**Description of the task**: Leave out every picture, then transcribe the rest of the listing exactly.

**Material**:
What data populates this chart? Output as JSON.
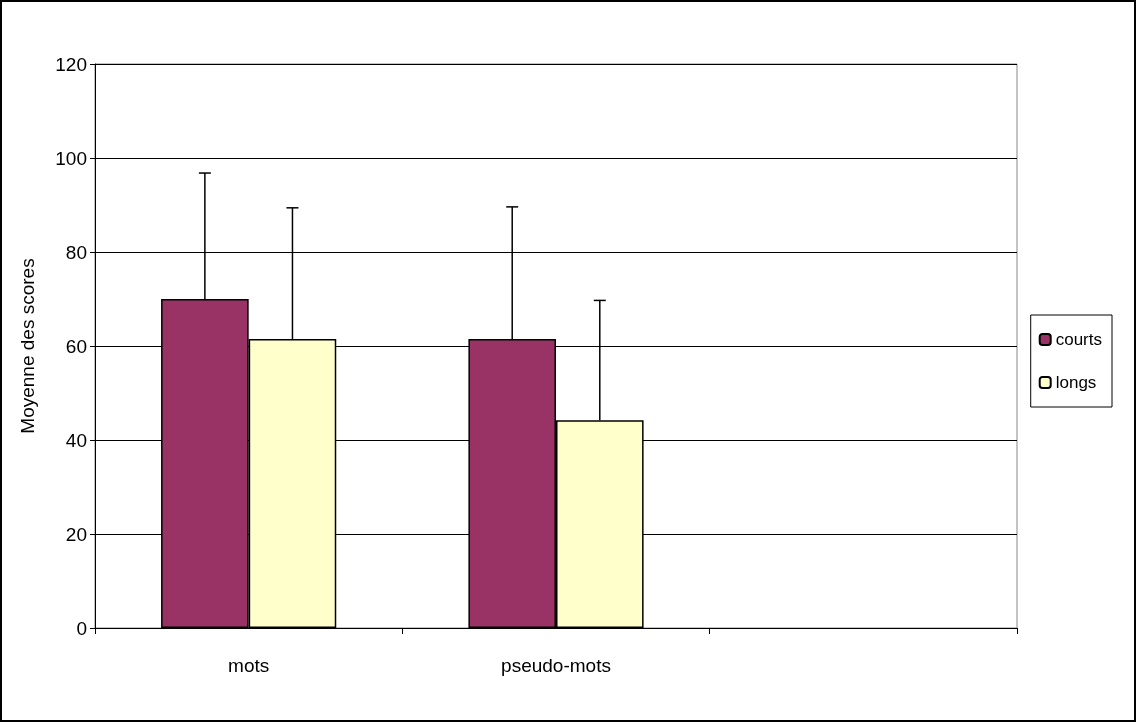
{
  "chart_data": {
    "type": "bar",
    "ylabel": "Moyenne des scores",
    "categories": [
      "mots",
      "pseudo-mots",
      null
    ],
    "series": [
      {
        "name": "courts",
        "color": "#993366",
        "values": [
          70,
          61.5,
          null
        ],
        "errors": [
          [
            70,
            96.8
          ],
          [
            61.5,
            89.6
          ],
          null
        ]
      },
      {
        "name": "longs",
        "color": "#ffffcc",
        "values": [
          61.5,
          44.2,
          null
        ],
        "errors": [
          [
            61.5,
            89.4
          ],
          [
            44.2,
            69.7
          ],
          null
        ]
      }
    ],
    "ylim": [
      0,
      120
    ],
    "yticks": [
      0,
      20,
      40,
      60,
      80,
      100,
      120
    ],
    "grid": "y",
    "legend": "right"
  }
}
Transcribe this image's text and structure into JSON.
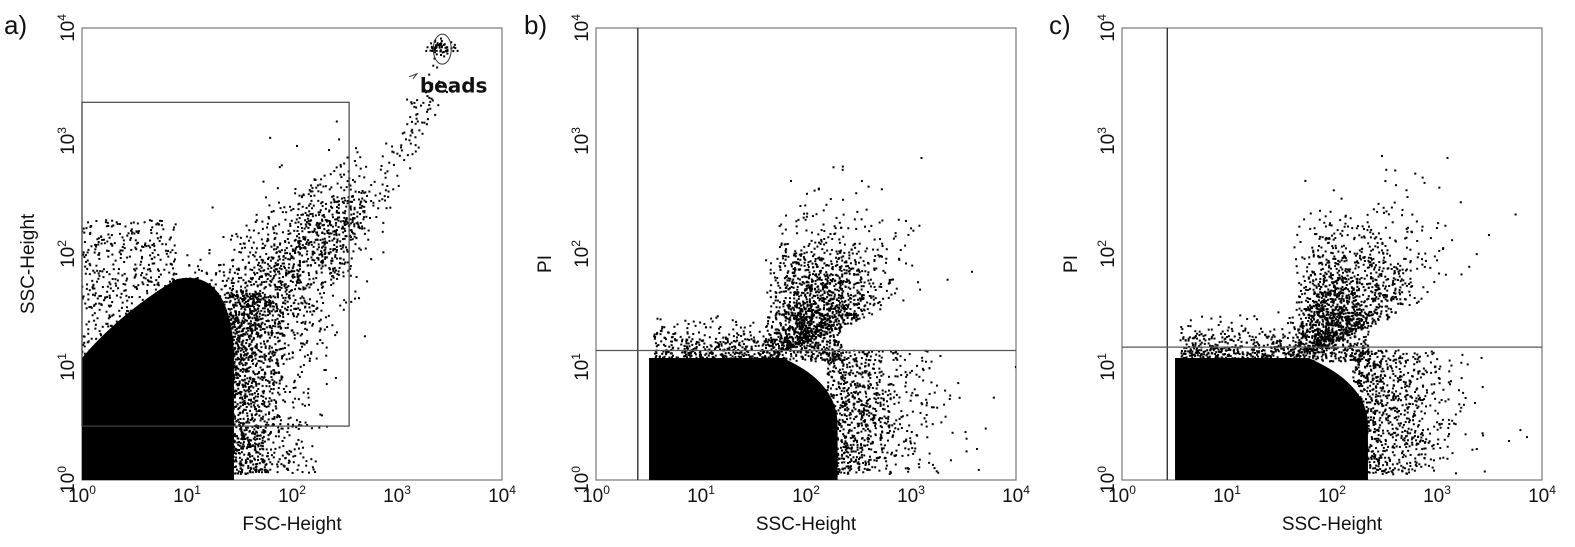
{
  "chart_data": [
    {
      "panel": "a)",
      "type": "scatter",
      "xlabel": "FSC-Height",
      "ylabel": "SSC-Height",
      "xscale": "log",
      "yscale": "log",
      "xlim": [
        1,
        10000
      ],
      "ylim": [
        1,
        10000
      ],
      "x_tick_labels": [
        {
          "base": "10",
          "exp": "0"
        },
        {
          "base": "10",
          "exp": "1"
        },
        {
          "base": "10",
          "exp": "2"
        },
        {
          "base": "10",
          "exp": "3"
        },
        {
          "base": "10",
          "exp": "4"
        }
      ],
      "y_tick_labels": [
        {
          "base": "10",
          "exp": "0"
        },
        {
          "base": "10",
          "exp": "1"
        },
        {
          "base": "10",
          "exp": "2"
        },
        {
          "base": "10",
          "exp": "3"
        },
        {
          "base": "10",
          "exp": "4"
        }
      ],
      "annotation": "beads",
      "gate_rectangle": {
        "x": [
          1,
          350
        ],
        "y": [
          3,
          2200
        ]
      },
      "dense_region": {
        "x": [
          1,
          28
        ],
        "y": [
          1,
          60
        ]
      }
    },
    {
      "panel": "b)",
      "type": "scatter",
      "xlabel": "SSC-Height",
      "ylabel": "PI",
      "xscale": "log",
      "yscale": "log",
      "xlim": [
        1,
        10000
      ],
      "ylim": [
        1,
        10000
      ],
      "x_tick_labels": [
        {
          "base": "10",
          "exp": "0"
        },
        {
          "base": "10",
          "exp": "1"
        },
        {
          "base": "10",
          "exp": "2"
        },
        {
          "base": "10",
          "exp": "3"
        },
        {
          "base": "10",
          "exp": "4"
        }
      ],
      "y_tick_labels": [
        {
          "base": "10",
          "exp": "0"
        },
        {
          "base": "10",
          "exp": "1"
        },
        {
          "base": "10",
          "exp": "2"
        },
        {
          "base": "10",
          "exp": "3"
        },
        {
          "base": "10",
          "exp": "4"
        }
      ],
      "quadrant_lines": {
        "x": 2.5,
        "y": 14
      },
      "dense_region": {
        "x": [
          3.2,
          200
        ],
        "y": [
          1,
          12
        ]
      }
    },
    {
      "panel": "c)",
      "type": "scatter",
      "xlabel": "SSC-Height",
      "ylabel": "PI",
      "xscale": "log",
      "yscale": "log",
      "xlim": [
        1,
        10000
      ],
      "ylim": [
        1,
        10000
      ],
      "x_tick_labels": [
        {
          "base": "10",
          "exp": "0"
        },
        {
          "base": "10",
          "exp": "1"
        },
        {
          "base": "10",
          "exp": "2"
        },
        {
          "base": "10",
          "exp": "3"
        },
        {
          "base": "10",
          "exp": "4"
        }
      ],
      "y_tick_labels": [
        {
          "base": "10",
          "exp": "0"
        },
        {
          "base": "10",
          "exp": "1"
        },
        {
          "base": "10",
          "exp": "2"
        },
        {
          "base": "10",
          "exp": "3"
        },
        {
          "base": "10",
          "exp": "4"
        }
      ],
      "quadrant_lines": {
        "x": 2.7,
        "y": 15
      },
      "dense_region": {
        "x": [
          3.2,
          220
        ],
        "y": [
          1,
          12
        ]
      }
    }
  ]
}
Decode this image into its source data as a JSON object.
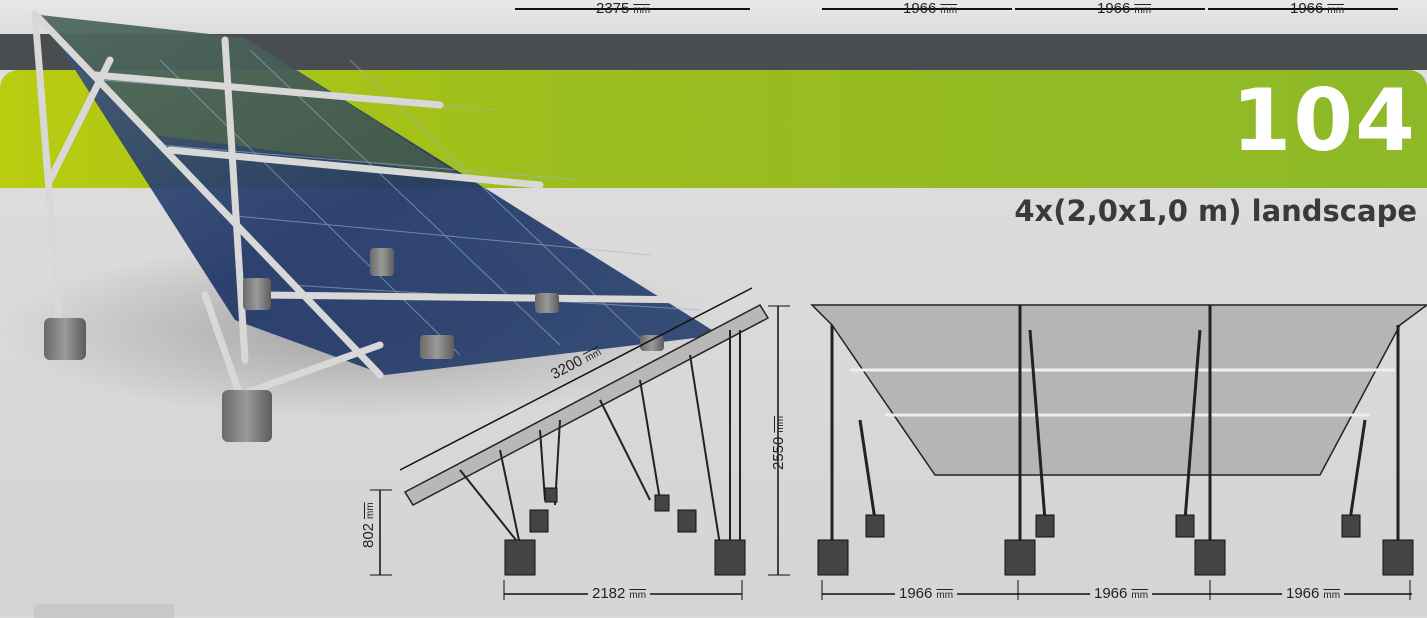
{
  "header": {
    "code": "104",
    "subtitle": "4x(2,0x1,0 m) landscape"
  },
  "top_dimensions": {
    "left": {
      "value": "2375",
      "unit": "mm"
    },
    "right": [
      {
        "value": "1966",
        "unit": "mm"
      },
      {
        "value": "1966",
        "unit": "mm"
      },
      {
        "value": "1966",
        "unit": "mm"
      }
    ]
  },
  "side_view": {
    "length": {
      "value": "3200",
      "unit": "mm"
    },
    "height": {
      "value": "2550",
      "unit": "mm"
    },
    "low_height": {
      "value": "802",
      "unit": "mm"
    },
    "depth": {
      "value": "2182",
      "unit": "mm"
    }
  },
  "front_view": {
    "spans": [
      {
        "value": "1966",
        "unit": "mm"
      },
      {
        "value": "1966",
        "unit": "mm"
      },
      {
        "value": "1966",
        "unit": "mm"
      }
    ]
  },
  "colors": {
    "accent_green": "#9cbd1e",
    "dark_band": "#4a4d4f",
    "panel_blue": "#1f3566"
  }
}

**Output of the task**:
What data populates this chart? Output as JSON.
{
  "chart_data": {
    "type": "bar",
    "ylabel": "Moyenne des scores",
    "categories": [
      "mots",
      "pseudo-mots",
      null
    ],
    "series": [
      {
        "name": "courts",
        "color": "#993366",
        "values": [
          70,
          61.5,
          null
        ],
        "errors": [
          [
            70,
            96.8
          ],
          [
            61.5,
            89.6
          ],
          null
        ]
      },
      {
        "name": "longs",
        "color": "#ffffcc",
        "values": [
          61.5,
          44.2,
          null
        ],
        "errors": [
          [
            61.5,
            89.4
          ],
          [
            44.2,
            69.7
          ],
          null
        ]
      }
    ],
    "ylim": [
      0,
      120
    ],
    "yticks": [
      0,
      20,
      40,
      60,
      80,
      100,
      120
    ],
    "grid": "y",
    "legend": "right"
  }
}
Transcribe this image's text and structure into JSON.
{
  "chart_data": [
    {
      "panel": "a)",
      "type": "scatter",
      "xlabel": "FSC-Height",
      "ylabel": "SSC-Height",
      "xscale": "log",
      "yscale": "log",
      "xlim": [
        1,
        10000
      ],
      "ylim": [
        1,
        10000
      ],
      "x_tick_labels": [
        {
          "base": "10",
          "exp": "0"
        },
        {
          "base": "10",
          "exp": "1"
        },
        {
          "base": "10",
          "exp": "2"
        },
        {
          "base": "10",
          "exp": "3"
        },
        {
          "base": "10",
          "exp": "4"
        }
      ],
      "y_tick_labels": [
        {
          "base": "10",
          "exp": "0"
        },
        {
          "base": "10",
          "exp": "1"
        },
        {
          "base": "10",
          "exp": "2"
        },
        {
          "base": "10",
          "exp": "3"
        },
        {
          "base": "10",
          "exp": "4"
        }
      ],
      "annotation": "beads",
      "gate_rectangle": {
        "x": [
          1,
          350
        ],
        "y": [
          3,
          2200
        ]
      },
      "dense_region": {
        "x": [
          1,
          28
        ],
        "y": [
          1,
          60
        ]
      }
    },
    {
      "panel": "b)",
      "type": "scatter",
      "xlabel": "SSC-Height",
      "ylabel": "PI",
      "xscale": "log",
      "yscale": "log",
      "xlim": [
        1,
        10000
      ],
      "ylim": [
        1,
        10000
      ],
      "x_tick_labels": [
        {
          "base": "10",
          "exp": "0"
        },
        {
          "base": "10",
          "exp": "1"
        },
        {
          "base": "10",
          "exp": "2"
        },
        {
          "base": "10",
          "exp": "3"
        },
        {
          "base": "10",
          "exp": "4"
        }
      ],
      "y_tick_labels": [
        {
          "base": "10",
          "exp": "0"
        },
        {
          "base": "10",
          "exp": "1"
        },
        {
          "base": "10",
          "exp": "2"
        },
        {
          "base": "10",
          "exp": "3"
        },
        {
          "base": "10",
          "exp": "4"
        }
      ],
      "quadrant_lines": {
        "x": 2.5,
        "y": 14
      },
      "dense_region": {
        "x": [
          3.2,
          200
        ],
        "y": [
          1,
          12
        ]
      }
    },
    {
      "panel": "c)",
      "type": "scatter",
      "xlabel": "SSC-Height",
      "ylabel": "PI",
      "xscale": "log",
      "yscale": "log",
      "xlim": [
        1,
        10000
      ],
      "ylim": [
        1,
        10000
      ],
      "x_tick_labels": [
        {
          "base": "10",
          "exp": "0"
        },
        {
          "base": "10",
          "exp": "1"
        },
        {
          "base": "10",
          "exp": "2"
        },
        {
          "base": "10",
          "exp": "3"
        },
        {
          "base": "10",
          "exp": "4"
        }
      ],
      "y_tick_labels": [
        {
          "base": "10",
          "exp": "0"
        },
        {
          "base": "10",
          "exp": "1"
        },
        {
          "base": "10",
          "exp": "2"
        },
        {
          "base": "10",
          "exp": "3"
        },
        {
          "base": "10",
          "exp": "4"
        }
      ],
      "quadrant_lines": {
        "x": 2.7,
        "y": 15
      },
      "dense_region": {
        "x": [
          3.2,
          220
        ],
        "y": [
          1,
          12
        ]
      }
    }
  ]
}
Decode this image into its source data as a JSON object.
{
  "header": {
    "code": "104",
    "subtitle": "4x(2,0x1,0 m) landscape"
  },
  "top_dimensions": {
    "left": {
      "value": "2375",
      "unit": "mm"
    },
    "right": [
      {
        "value": "1966",
        "unit": "mm"
      },
      {
        "value": "1966",
        "unit": "mm"
      },
      {
        "value": "1966",
        "unit": "mm"
      }
    ]
  },
  "side_view": {
    "length": {
      "value": "3200",
      "unit": "mm"
    },
    "height": {
      "value": "2550",
      "unit": "mm"
    },
    "low_height": {
      "value": "802",
      "unit": "mm"
    },
    "depth": {
      "value": "2182",
      "unit": "mm"
    }
  },
  "front_view": {
    "spans": [
      {
        "value": "1966",
        "unit": "mm"
      },
      {
        "value": "1966",
        "unit": "mm"
      },
      {
        "value": "1966",
        "unit": "mm"
      }
    ]
  },
  "colors": {
    "accent_green": "#9cbd1e",
    "dark_band": "#4a4d4f",
    "panel_blue": "#1f3566"
  }
}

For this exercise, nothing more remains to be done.